• Work required:
Skip the pictures and repeat each line of the data exactly.

• Information provided:

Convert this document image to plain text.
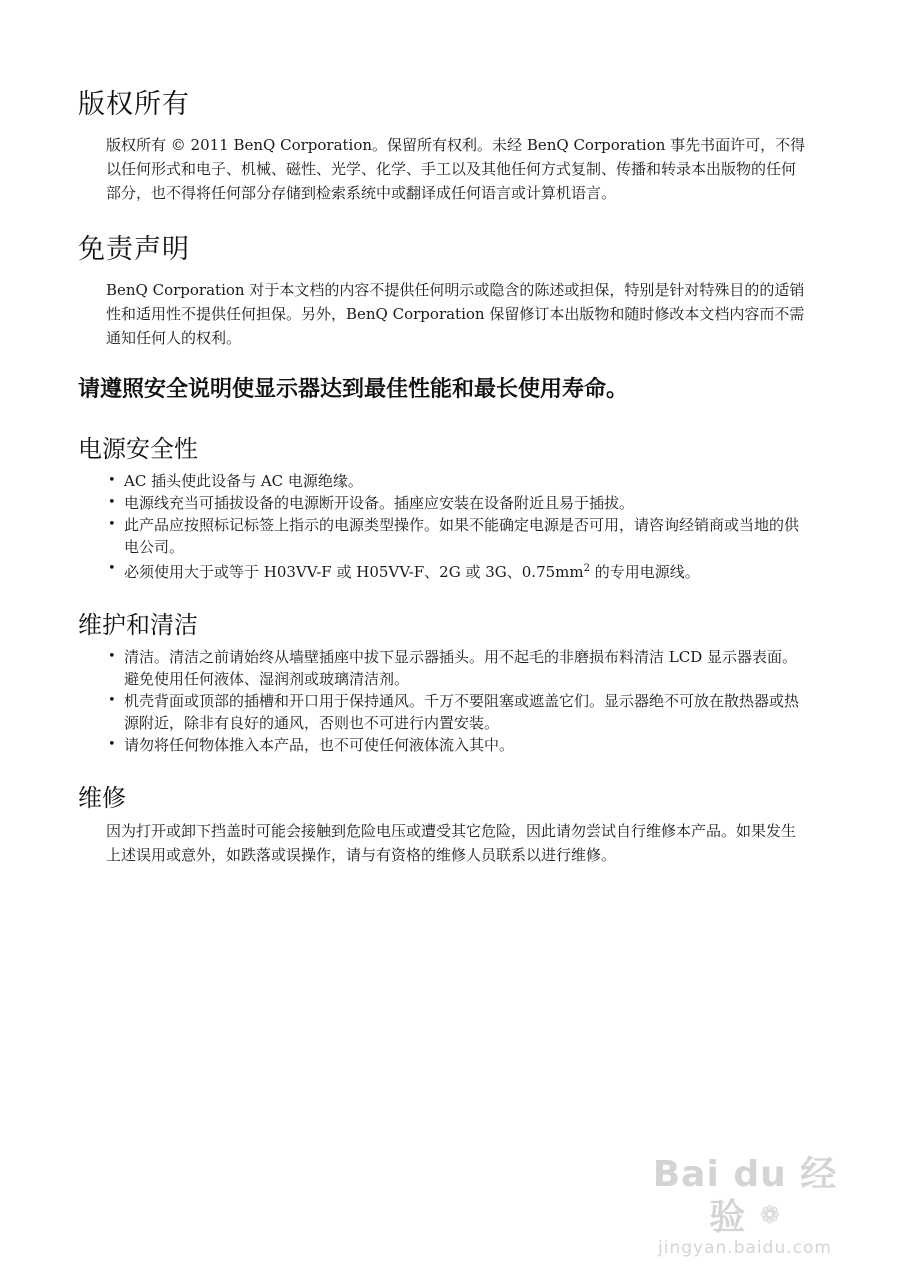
版权所有

版权所有 © 2011 BenQ Corporation。保留所有权利。未经 BenQ Corporation 事先书面许可，不得以任何形式和电子、机械、磁性、光学、化学、手工以及其他任何方式复制、传播和转录本出版物的任何部分，也不得将任何部分存储到检索系统中或翻译成任何语言或计算机语言。

免责声明

BenQ Corporation 对于本文档的内容不提供任何明示或隐含的陈述或担保，特别是针对特殊目的的适销性和适用性不提供任何担保。另外，BenQ Corporation 保留修订本出版物和随时修改本文档内容而不需通知任何人的权利。

请遵照安全说明使显示器达到最佳性能和最长使用寿命。
电源安全性
• AC 插头使此设备与 AC 电源绝缘。
• 电源线充当可插拔设备的电源断开设备。插座应安装在设备附近且易于插拔。
• 此产品应按照标记标签上指示的电源类型操作。如果不能确定电源是否可用，请咨询经销商或当地的供电公司。
• 必须使用大于或等于 H03VV-F 或 H05VV-F、2G 或 3G、$0.75mm^2$ 的专用电源线。
维护和清洁
• 清洁。清洁之前请始终从墙壁插座中拔下显示器插头。用不起毛的非磨损布料清洁 LCD 显示器表面。避免使用任何液体、湿润剂或玻璃清洁剂。
• 机壳背面或顶部的插槽和开口用于保持通风。千万不要阻塞或遮盖它们。显示器绝不可放在散热器或热源附近，除非有良好的通风，否则也不可进行内置安装。
• 请勿将任何物体推入本产品，也不可使任何液体流入其中。
维修

因为打开或卸下挡盖时可能会接触到危险电压或遭受其它危险，因此请勿尝试自行维修本产品。如果发生上述误用或意外，如跌落或误操作，请与有资格的维修人员联系以进行维修。

Bai du 经验 ❁
jingyan.baidu.com
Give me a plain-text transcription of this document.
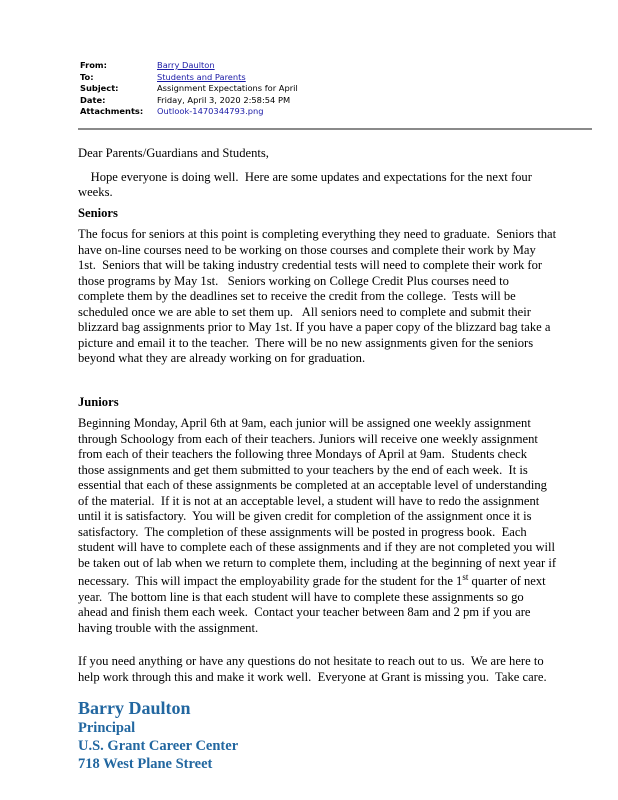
From:	Barry Daulton
To:	Students and Parents
Subject:	Assignment Expectations for April
Date:	Friday, April 3, 2020 2:58:54 PM
Attachments:	Outlook-1470344793.png
Dear Parents/Guardians and Students,
Hope everyone is doing well.  Here are some updates and expectations for the next four
weeks.
Seniors
The focus for seniors at this point is completing everything they need to graduate.  Seniors that
have on-line courses need to be working on those courses and complete their work by May
1st.  Seniors that will be taking industry credential tests will need to complete their work for
those programs by May 1st.   Seniors working on College Credit Plus courses need to
complete them by the deadlines set to receive the credit from the college.  Tests will be
scheduled once we are able to set them up.   All seniors need to complete and submit their
blizzard bag assignments prior to May 1st. If you have a paper copy of the blizzard bag take a
picture and email it to the teacher.  There will be no new assignments given for the seniors
beyond what they are already working on for graduation.
Juniors
Beginning Monday, April 6th at 9am, each junior will be assigned one weekly assignment
through Schoology from each of their teachers. Juniors will receive one weekly assignment
from each of their teachers the following three Mondays of April at 9am.  Students check
those assignments and get them submitted to your teachers by the end of each week.  It is
essential that each of these assignments be completed at an acceptable level of understanding
of the material.  If it is not at an acceptable level, a student will have to redo the assignment
until it is satisfactory.  You will be given credit for completion of the assignment once it is
satisfactory.  The completion of these assignments will be posted in progress book.  Each
student will have to complete each of these assignments and if they are not completed you will
be taken out of lab when we return to complete them, including at the beginning of next year if
necessary.  This will impact the employability grade for the student for the 1st quarter of next
year.  The bottom line is that each student will have to complete these assignments so go
ahead and finish them each week.  Contact your teacher between 8am and 2 pm if you are
having trouble with the assignment.
If you need anything or have any questions do not hesitate to reach out to us.  We are here to
help work through this and make it work well.  Everyone at Grant is missing you.  Take care.
Barry Daulton
Principal
U.S. Grant Career Center
718 West Plane Street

• Result below:
Convert this document image to plain text.
版权所有

版权所有 © 2011 BenQ Corporation。保留所有权利。未经 BenQ Corporation 事先书面许可，不得以任何形式和电子、机械、磁性、光学、化学、手工以及其他任何方式复制、传播和转录本出版物的任何部分，也不得将任何部分存储到检索系统中或翻译成任何语言或计算机语言。

免责声明

BenQ Corporation 对于本文档的内容不提供任何明示或隐含的陈述或担保，特别是针对特殊目的的适销性和适用性不提供任何担保。另外，BenQ Corporation 保留修订本出版物和随时修改本文档内容而不需通知任何人的权利。

请遵照安全说明使显示器达到最佳性能和最长使用寿命。
电源安全性
• AC 插头使此设备与 AC 电源绝缘。
• 电源线充当可插拔设备的电源断开设备。插座应安装在设备附近且易于插拔。
• 此产品应按照标记标签上指示的电源类型操作。如果不能确定电源是否可用，请咨询经销商或当地的供电公司。
• 必须使用大于或等于 H03VV-F 或 H05VV-F、2G 或 3G、$0.75mm^2$ 的专用电源线。
维护和清洁
• 清洁。清洁之前请始终从墙壁插座中拔下显示器插头。用不起毛的非磨损布料清洁 LCD 显示器表面。避免使用任何液体、湿润剂或玻璃清洁剂。
• 机壳背面或顶部的插槽和开口用于保持通风。千万不要阻塞或遮盖它们。显示器绝不可放在散热器或热源附近，除非有良好的通风，否则也不可进行内置安装。
• 请勿将任何物体推入本产品，也不可使任何液体流入其中。
维修

因为打开或卸下挡盖时可能会接触到危险电压或遭受其它危险，因此请勿尝试自行维修本产品。如果发生上述误用或意外，如跌落或误操作，请与有资格的维修人员联系以进行维修。

Bai du 经验 ❁
jingyan.baidu.com
Give me a plain-text transcription of this document.
From:	Barry Daulton
To:	Students and Parents
Subject:	Assignment Expectations for April
Date:	Friday, April 3, 2020 2:58:54 PM
Attachments:	Outlook-1470344793.png
Dear Parents/Guardians and Students,
Hope everyone is doing well.  Here are some updates and expectations for the next four
weeks.
Seniors
The focus for seniors at this point is completing everything they need to graduate.  Seniors that
have on-line courses need to be working on those courses and complete their work by May
1st.  Seniors that will be taking industry credential tests will need to complete their work for
those programs by May 1st.   Seniors working on College Credit Plus courses need to
complete them by the deadlines set to receive the credit from the college.  Tests will be
scheduled once we are able to set them up.   All seniors need to complete and submit their
blizzard bag assignments prior to May 1st. If you have a paper copy of the blizzard bag take a
picture and email it to the teacher.  There will be no new assignments given for the seniors
beyond what they are already working on for graduation.
Juniors
Beginning Monday, April 6th at 9am, each junior will be assigned one weekly assignment
through Schoology from each of their teachers. Juniors will receive one weekly assignment
from each of their teachers the following three Mondays of April at 9am.  Students check
those assignments and get them submitted to your teachers by the end of each week.  It is
essential that each of these assignments be completed at an acceptable level of understanding
of the material.  If it is not at an acceptable level, a student will have to redo the assignment
until it is satisfactory.  You will be given credit for completion of the assignment once it is
satisfactory.  The completion of these assignments will be posted in progress book.  Each
student will have to complete each of these assignments and if they are not completed you will
be taken out of lab when we return to complete them, including at the beginning of next year if
necessary.  This will impact the employability grade for the student for the 1st quarter of next
year.  The bottom line is that each student will have to complete these assignments so go
ahead and finish them each week.  Contact your teacher between 8am and 2 pm if you are
having trouble with the assignment.
If you need anything or have any questions do not hesitate to reach out to us.  We are here to
help work through this and make it work well.  Everyone at Grant is missing you.  Take care.
Barry Daulton
Principal
U.S. Grant Career Center
718 West Plane Street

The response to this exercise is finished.